>> START
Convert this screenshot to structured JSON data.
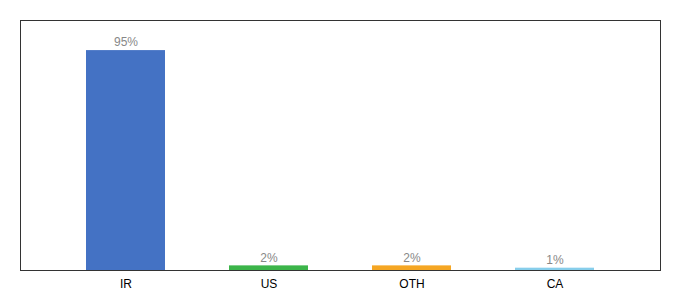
{
  "chart_data": {
    "type": "bar",
    "categories": [
      "IR",
      "US",
      "OTH",
      "CA"
    ],
    "values": [
      95,
      2,
      2,
      1
    ],
    "value_labels": [
      "95%",
      "2%",
      "2%",
      "1%"
    ],
    "data_labels": true,
    "colors": [
      "#4472C4",
      "#3CB54A",
      "#F5A623",
      "#87CEEB"
    ],
    "ylim": [
      0,
      108
    ],
    "tick_labels": "x"
  }
}
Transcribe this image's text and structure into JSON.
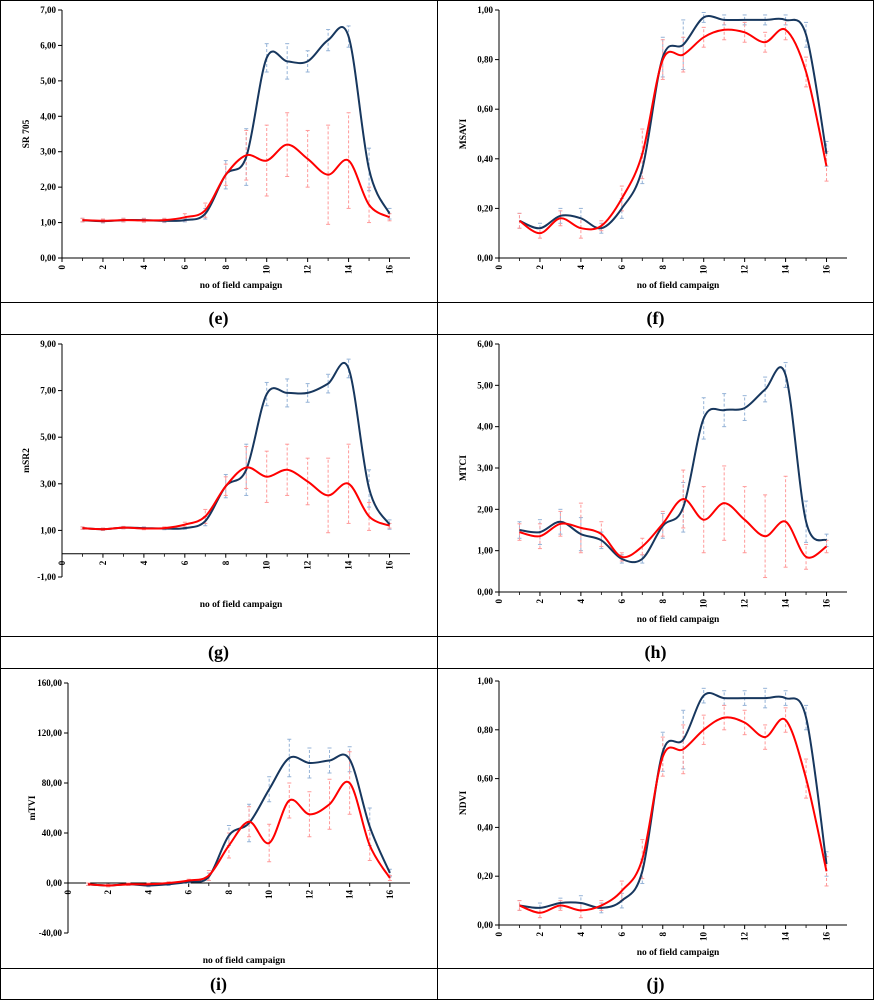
{
  "colors": {
    "series_blue": "#17375e",
    "series_red": "#ff0000",
    "errbar_blue": "#95b3d7",
    "errbar_red": "#ff9999"
  },
  "chart_data": [
    {
      "id": "e",
      "panel_label": "(e)",
      "letter": "e",
      "type": "line",
      "ylabel": "SR 705",
      "xlabel": "no of field campaign",
      "ylim": [
        0,
        7
      ],
      "ystep": 1,
      "xlim": [
        0,
        17
      ],
      "decimals": 2,
      "xticks": [
        0,
        2,
        4,
        6,
        8,
        10,
        12,
        14,
        16
      ],
      "x": [
        1,
        2,
        3,
        4,
        5,
        6,
        7,
        8,
        9,
        10,
        11,
        12,
        13,
        14,
        15,
        16
      ],
      "series": [
        {
          "name": "blue",
          "color": "#17375e",
          "values": [
            1.07,
            1.04,
            1.07,
            1.07,
            1.05,
            1.07,
            1.25,
            2.35,
            2.85,
            5.65,
            5.55,
            5.55,
            6.15,
            6.25,
            2.5,
            1.25
          ],
          "err": [
            0.05,
            0.05,
            0.05,
            0.05,
            0.05,
            0.05,
            0.15,
            0.4,
            0.8,
            0.4,
            0.5,
            0.3,
            0.3,
            0.3,
            0.6,
            0.15
          ]
        },
        {
          "name": "red",
          "color": "#ff0000",
          "values": [
            1.07,
            1.05,
            1.07,
            1.06,
            1.07,
            1.15,
            1.35,
            2.35,
            2.9,
            2.75,
            3.2,
            2.8,
            2.35,
            2.75,
            1.5,
            1.15
          ],
          "err": [
            0.05,
            0.05,
            0.05,
            0.05,
            0.05,
            0.1,
            0.2,
            0.3,
            0.7,
            1.0,
            0.9,
            0.8,
            1.4,
            1.35,
            0.5,
            0.1
          ]
        }
      ]
    },
    {
      "id": "f",
      "panel_label": "(f)",
      "letter": "f",
      "type": "line",
      "ylabel": "MSAVI",
      "xlabel": "no of field campaign",
      "ylim": [
        0,
        1
      ],
      "ystep": 0.2,
      "xlim": [
        0,
        17
      ],
      "decimals": 2,
      "xticks": [
        0,
        2,
        4,
        6,
        8,
        10,
        12,
        14,
        16
      ],
      "x": [
        1,
        2,
        3,
        4,
        5,
        6,
        7,
        8,
        9,
        10,
        11,
        12,
        13,
        14,
        15,
        16
      ],
      "series": [
        {
          "name": "blue",
          "color": "#17375e",
          "values": [
            0.15,
            0.12,
            0.17,
            0.16,
            0.12,
            0.2,
            0.36,
            0.81,
            0.86,
            0.97,
            0.96,
            0.96,
            0.96,
            0.96,
            0.9,
            0.42
          ],
          "err": [
            0.03,
            0.02,
            0.03,
            0.04,
            0.02,
            0.04,
            0.06,
            0.08,
            0.1,
            0.02,
            0.02,
            0.02,
            0.02,
            0.02,
            0.05,
            0.05
          ]
        },
        {
          "name": "red",
          "color": "#ff0000",
          "values": [
            0.15,
            0.1,
            0.16,
            0.12,
            0.13,
            0.24,
            0.42,
            0.8,
            0.82,
            0.89,
            0.92,
            0.91,
            0.87,
            0.92,
            0.75,
            0.37
          ],
          "err": [
            0.03,
            0.02,
            0.03,
            0.04,
            0.02,
            0.05,
            0.1,
            0.08,
            0.07,
            0.04,
            0.04,
            0.04,
            0.04,
            0.04,
            0.06,
            0.06
          ]
        }
      ]
    },
    {
      "id": "g",
      "panel_label": "(g)",
      "letter": "g",
      "type": "line",
      "ylabel": "mSR2",
      "xlabel": "no of field campaign",
      "ylim": [
        -1,
        9
      ],
      "ystep": 2,
      "xlim": [
        0,
        17
      ],
      "decimals": 2,
      "xticks": [
        0,
        2,
        4,
        6,
        8,
        10,
        12,
        14,
        16
      ],
      "x": [
        1,
        2,
        3,
        4,
        5,
        6,
        7,
        8,
        9,
        10,
        11,
        12,
        13,
        14,
        15,
        16
      ],
      "series": [
        {
          "name": "blue",
          "color": "#17375e",
          "values": [
            1.1,
            1.05,
            1.12,
            1.1,
            1.08,
            1.1,
            1.4,
            2.9,
            3.6,
            6.85,
            6.9,
            6.9,
            7.3,
            7.95,
            2.8,
            1.25
          ],
          "err": [
            0.05,
            0.05,
            0.05,
            0.05,
            0.05,
            0.05,
            0.2,
            0.5,
            1.1,
            0.5,
            0.6,
            0.4,
            0.4,
            0.4,
            0.8,
            0.2
          ]
        },
        {
          "name": "red",
          "color": "#ff0000",
          "values": [
            1.1,
            1.05,
            1.12,
            1.08,
            1.1,
            1.25,
            1.6,
            2.9,
            3.7,
            3.3,
            3.6,
            3.1,
            2.5,
            3.0,
            1.6,
            1.2
          ],
          "err": [
            0.05,
            0.05,
            0.05,
            0.05,
            0.05,
            0.1,
            0.3,
            0.4,
            0.9,
            1.1,
            1.1,
            1.0,
            1.6,
            1.7,
            0.6,
            0.1
          ]
        }
      ]
    },
    {
      "id": "h",
      "panel_label": "(h)",
      "letter": "h",
      "type": "line",
      "ylabel": "MTCI",
      "xlabel": "no of field campaign",
      "ylim": [
        0,
        6
      ],
      "ystep": 1,
      "xlim": [
        0,
        17
      ],
      "decimals": 2,
      "xticks": [
        0,
        2,
        4,
        6,
        8,
        10,
        12,
        14,
        16
      ],
      "x": [
        1,
        2,
        3,
        4,
        5,
        6,
        7,
        8,
        9,
        10,
        11,
        12,
        13,
        14,
        15,
        16
      ],
      "series": [
        {
          "name": "blue",
          "color": "#17375e",
          "values": [
            1.5,
            1.45,
            1.7,
            1.4,
            1.25,
            0.8,
            0.8,
            1.6,
            2.05,
            4.2,
            4.4,
            4.45,
            4.9,
            5.25,
            1.7,
            1.25
          ],
          "err": [
            0.2,
            0.3,
            0.3,
            0.4,
            0.2,
            0.1,
            0.1,
            0.3,
            0.6,
            0.5,
            0.4,
            0.3,
            0.3,
            0.3,
            0.5,
            0.15
          ]
        },
        {
          "name": "red",
          "color": "#ff0000",
          "values": [
            1.45,
            1.35,
            1.65,
            1.55,
            1.4,
            0.85,
            1.1,
            1.65,
            2.25,
            1.75,
            2.15,
            1.75,
            1.35,
            1.7,
            0.85,
            1.1
          ],
          "err": [
            0.2,
            0.3,
            0.3,
            0.6,
            0.3,
            0.1,
            0.2,
            0.3,
            0.7,
            0.8,
            0.9,
            0.8,
            1.0,
            1.1,
            0.3,
            0.15
          ]
        }
      ]
    },
    {
      "id": "i",
      "panel_label": "(i)",
      "letter": "i",
      "type": "line",
      "ylabel": "mTVI",
      "xlabel": "no of field campaign",
      "ylim": [
        -40,
        160
      ],
      "ystep": 40,
      "xlim": [
        0,
        17
      ],
      "decimals": 2,
      "xticks": [
        0,
        2,
        4,
        6,
        8,
        10,
        12,
        14,
        16
      ],
      "x": [
        1,
        2,
        3,
        4,
        5,
        6,
        7,
        8,
        9,
        10,
        11,
        12,
        13,
        14,
        15,
        16
      ],
      "series": [
        {
          "name": "blue",
          "color": "#17375e",
          "values": [
            -1,
            -2,
            -1,
            -2,
            -1,
            1,
            5,
            38,
            48,
            75,
            100,
            96,
            98,
            99,
            45,
            8
          ],
          "err": [
            1,
            1,
            1,
            1,
            1,
            1,
            3,
            8,
            15,
            10,
            15,
            12,
            10,
            10,
            15,
            3
          ]
        },
        {
          "name": "red",
          "color": "#ff0000",
          "values": [
            -1,
            -2,
            -1,
            -1,
            0,
            2,
            6,
            30,
            49,
            32,
            66,
            55,
            63,
            80,
            30,
            4
          ],
          "err": [
            1,
            1,
            1,
            1,
            1,
            1,
            4,
            10,
            12,
            15,
            14,
            18,
            20,
            25,
            12,
            2
          ]
        }
      ]
    },
    {
      "id": "j",
      "panel_label": "(j)",
      "letter": "j",
      "type": "line",
      "ylabel": "NDVI",
      "xlabel": "no of field campaign",
      "ylim": [
        0,
        1
      ],
      "ystep": 0.2,
      "xlim": [
        0,
        17
      ],
      "decimals": 2,
      "xticks": [
        0,
        2,
        4,
        6,
        8,
        10,
        12,
        14,
        16
      ],
      "x": [
        1,
        2,
        3,
        4,
        5,
        6,
        7,
        8,
        9,
        10,
        11,
        12,
        13,
        14,
        15,
        16
      ],
      "series": [
        {
          "name": "blue",
          "color": "#17375e",
          "values": [
            0.08,
            0.07,
            0.09,
            0.09,
            0.07,
            0.1,
            0.22,
            0.71,
            0.76,
            0.94,
            0.93,
            0.93,
            0.93,
            0.93,
            0.85,
            0.25
          ],
          "err": [
            0.02,
            0.02,
            0.02,
            0.03,
            0.02,
            0.03,
            0.05,
            0.08,
            0.12,
            0.03,
            0.03,
            0.03,
            0.04,
            0.03,
            0.05,
            0.05
          ]
        },
        {
          "name": "red",
          "color": "#ff0000",
          "values": [
            0.08,
            0.05,
            0.08,
            0.06,
            0.08,
            0.14,
            0.27,
            0.69,
            0.72,
            0.8,
            0.85,
            0.83,
            0.77,
            0.84,
            0.6,
            0.22
          ],
          "err": [
            0.02,
            0.02,
            0.02,
            0.03,
            0.02,
            0.04,
            0.08,
            0.08,
            0.1,
            0.06,
            0.05,
            0.05,
            0.05,
            0.05,
            0.08,
            0.06
          ]
        }
      ]
    }
  ]
}
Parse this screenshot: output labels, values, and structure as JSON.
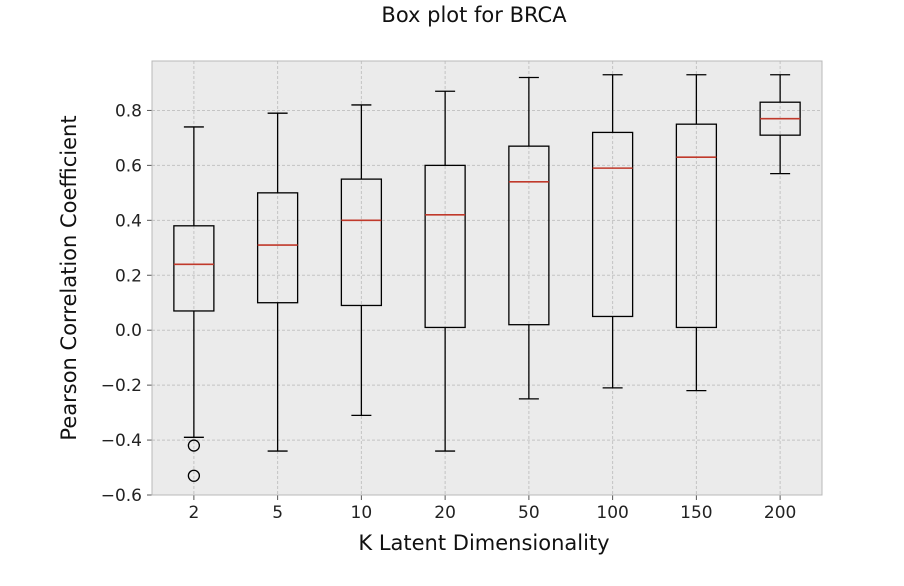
{
  "chart_data": {
    "type": "box",
    "title": "Box plot for BRCA",
    "xlabel": "K Latent Dimensionality",
    "ylabel": "Pearson Correlation Coefficient",
    "categories": [
      "2",
      "5",
      "10",
      "20",
      "50",
      "100",
      "150",
      "200"
    ],
    "boxes": [
      {
        "label": "2",
        "whisker_low": -0.39,
        "q1": 0.07,
        "median": 0.24,
        "q3": 0.38,
        "whisker_high": 0.74,
        "outliers": [
          -0.42,
          -0.53
        ]
      },
      {
        "label": "5",
        "whisker_low": -0.44,
        "q1": 0.1,
        "median": 0.31,
        "q3": 0.5,
        "whisker_high": 0.79,
        "outliers": []
      },
      {
        "label": "10",
        "whisker_low": -0.31,
        "q1": 0.09,
        "median": 0.4,
        "q3": 0.55,
        "whisker_high": 0.82,
        "outliers": []
      },
      {
        "label": "20",
        "whisker_low": -0.44,
        "q1": 0.01,
        "median": 0.42,
        "q3": 0.6,
        "whisker_high": 0.87,
        "outliers": []
      },
      {
        "label": "50",
        "whisker_low": -0.25,
        "q1": 0.02,
        "median": 0.54,
        "q3": 0.67,
        "whisker_high": 0.92,
        "outliers": []
      },
      {
        "label": "100",
        "whisker_low": -0.21,
        "q1": 0.05,
        "median": 0.59,
        "q3": 0.72,
        "whisker_high": 0.93,
        "outliers": []
      },
      {
        "label": "150",
        "whisker_low": -0.22,
        "q1": 0.01,
        "median": 0.63,
        "q3": 0.75,
        "whisker_high": 0.93,
        "outliers": []
      },
      {
        "label": "200",
        "whisker_low": 0.57,
        "q1": 0.71,
        "median": 0.77,
        "q3": 0.83,
        "whisker_high": 0.93,
        "outliers": []
      }
    ],
    "yticks": [
      -0.6,
      -0.4,
      -0.2,
      0.0,
      0.2,
      0.4,
      0.6,
      0.8
    ],
    "ytick_labels": [
      "−0.6",
      "−0.4",
      "−0.2",
      "0.0",
      "0.2",
      "0.4",
      "0.6",
      "0.8"
    ],
    "ylim": [
      -0.6,
      0.98
    ],
    "grid": true,
    "colors": {
      "plot_background": "#ebebeb",
      "grid": "#c4c4c4",
      "box_edge": "#000000",
      "median": "#c0392b"
    }
  }
}
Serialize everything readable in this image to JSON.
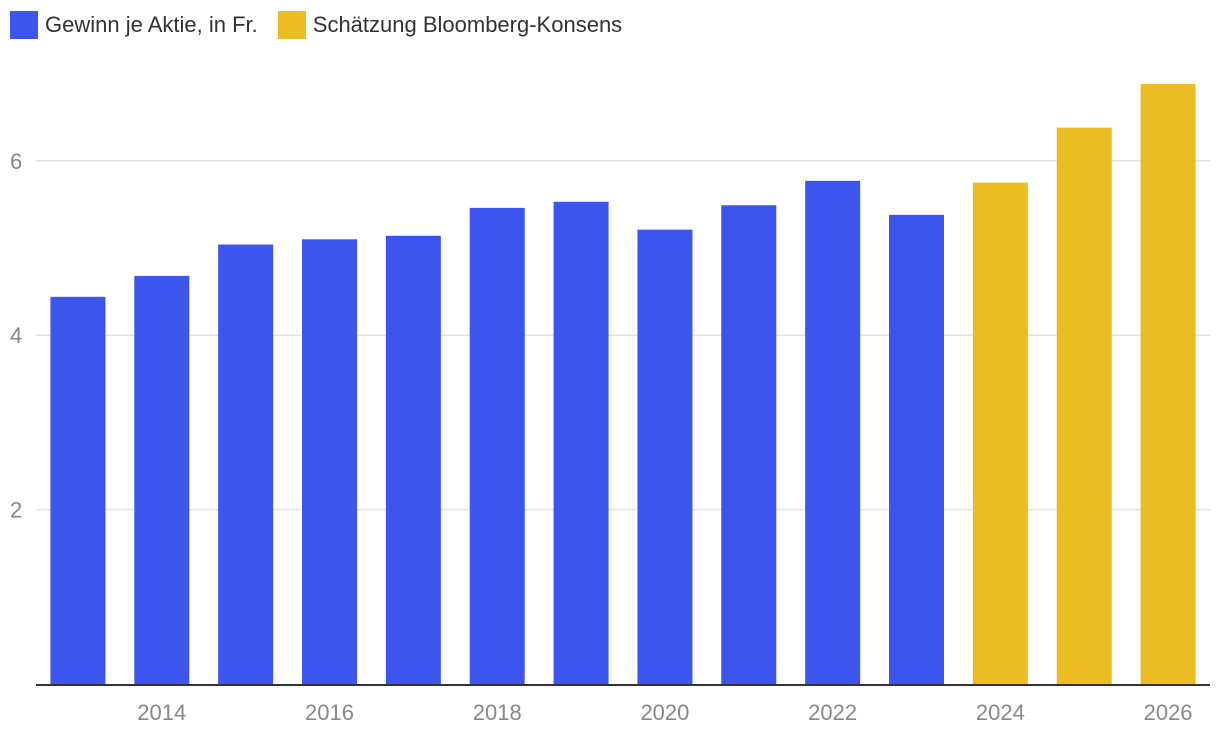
{
  "legend": [
    {
      "label": "Gewinn je Aktie, in Fr.",
      "color": "#3b55ee"
    },
    {
      "label": "Schätzung Bloomberg-Konsens",
      "color": "#ebbd22"
    }
  ],
  "chart_data": {
    "type": "bar",
    "title": "",
    "xlabel": "",
    "ylabel": "",
    "ylim": [
      0,
      7.2
    ],
    "yticks": [
      2,
      4,
      6
    ],
    "xtick_labels": [
      "2014",
      "2016",
      "2018",
      "2020",
      "2022",
      "2024",
      "2026"
    ],
    "grid": true,
    "legend_position": "top-left",
    "categories": [
      "2013",
      "2014",
      "2015",
      "2016",
      "2017",
      "2018",
      "2019",
      "2020",
      "2021",
      "2022",
      "2023",
      "2024",
      "2025",
      "2026"
    ],
    "series": [
      {
        "name": "Gewinn je Aktie, in Fr.",
        "color": "#3b55ee",
        "values": [
          4.44,
          4.68,
          5.04,
          5.1,
          5.14,
          5.46,
          5.53,
          5.21,
          5.49,
          5.77,
          5.38,
          null,
          null,
          null
        ]
      },
      {
        "name": "Schätzung Bloomberg-Konsens",
        "color": "#ebbd22",
        "values": [
          null,
          null,
          null,
          null,
          null,
          null,
          null,
          null,
          null,
          null,
          null,
          5.75,
          6.38,
          6.88
        ]
      }
    ]
  }
}
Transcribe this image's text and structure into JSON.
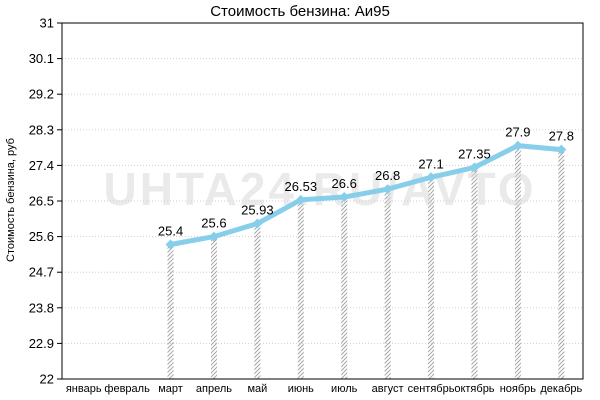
{
  "watermark": "UHTA24.RU/AVTO",
  "chart_data": {
    "type": "line",
    "title": "Стоимость бензина: Аи95",
    "xlabel": "",
    "ylabel": "Стоимость бензина, руб",
    "categories": [
      "январь",
      "февраль",
      "март",
      "апрель",
      "май",
      "июнь",
      "июль",
      "август",
      "сентябрь",
      "октябрь",
      "ноябрь",
      "декабрь"
    ],
    "series": [
      {
        "values": [
          null,
          null,
          25.4,
          25.6,
          25.93,
          26.53,
          26.6,
          26.8,
          27.1,
          27.35,
          27.9,
          27.8
        ],
        "labels": [
          null,
          null,
          "25.4",
          "25.6",
          "25.93",
          "26.53",
          "26.6",
          "26.8",
          "27.1",
          "27.35",
          "27.9",
          "27.8"
        ],
        "color": "#87ceeb"
      }
    ],
    "yticks": [
      "22",
      "22.9",
      "23.8",
      "24.7",
      "25.6",
      "26.5",
      "27.4",
      "28.3",
      "29.2",
      "30.1",
      "31"
    ],
    "ylim": [
      22,
      31
    ],
    "grid": "horizontal dashed",
    "legend": "none",
    "drop_lines": "hatched grey"
  }
}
>> END
Where a line contains the string "Стоимость", extract that line.

    "title": "Стоимость бензина: Аи95",
    "ylabel": "Стоимость бензина, руб",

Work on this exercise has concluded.